=== Goal of the exercise ===
Print the listing as it stands, omitting all images.

— BEGIN Material supplied —

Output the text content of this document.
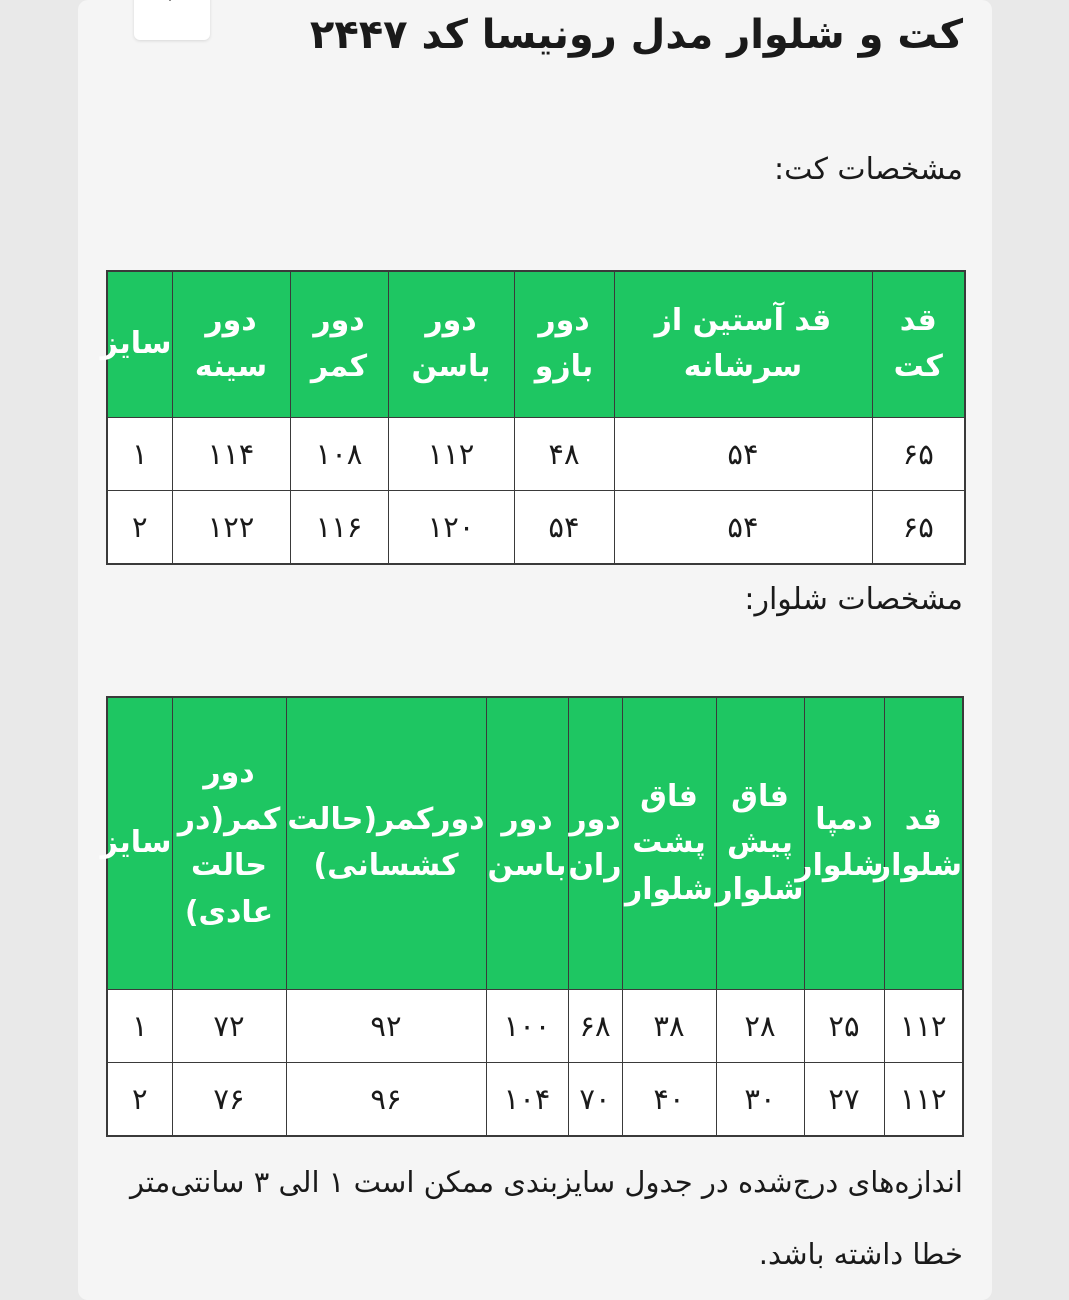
کت و شلوار مدل رونیسا کد ۲۴۴۷
مشخصات کت:
قد کت	قد آستین از سرشانه	دور بازو	دور باسن	دور کمر	دور سینه	سایز
۶۵	۵۴	۴۸	۱۱۲	۱۰۸	۱۱۴	۱
۶۵	۵۴	۵۴	۱۲۰	۱۱۶	۱۲۲	۲
مشخصات شلوار:
قد شلوار	دمپا شلوار	فاق پیش شلوار	فاق پشت شلوار	دور ران	دور باسن	دورکمر(حالت کشسانی)	دور کمر(در حالت عادی)	سایز
۱۱۲	۲۵	۲۸	۳۸	۶۸	۱۰۰	۹۲	۷۲	۱
۱۱۲	۲۷	۳۰	۴۰	۷۰	۱۰۴	۹۶	۷۶	۲

اندازه‌های درج‌شده در جدول سایزبندی ممکن است ۱ الی ۳ سانتی‌متر خطا داشته باشد.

— END Material supplied —

=== The result ===
Output the text content of this document.
کت و شلوار مدل رونیسا کد ۲۴۴۷
مشخصات کت:
قد کت	قد آستین از سرشانه	دور بازو	دور باسن	دور کمر	دور سینه	سایز
۶۵	۵۴	۴۸	۱۱۲	۱۰۸	۱۱۴	۱
۶۵	۵۴	۵۴	۱۲۰	۱۱۶	۱۲۲	۲
مشخصات شلوار:
قد شلوار	دمپا شلوار	فاق پیش شلوار	فاق پشت شلوار	دور ران	دور باسن	دورکمر(حالت کشسانی)	دور کمر(در حالت عادی)	سایز
۱۱۲	۲۵	۲۸	۳۸	۶۸	۱۰۰	۹۲	۷۲	۱
۱۱۲	۲۷	۳۰	۴۰	۷۰	۱۰۴	۹۶	۷۶	۲

اندازه‌های درج‌شده در جدول سایزبندی ممکن است ۱ الی ۳ سانتی‌متر خطا داشته باشد.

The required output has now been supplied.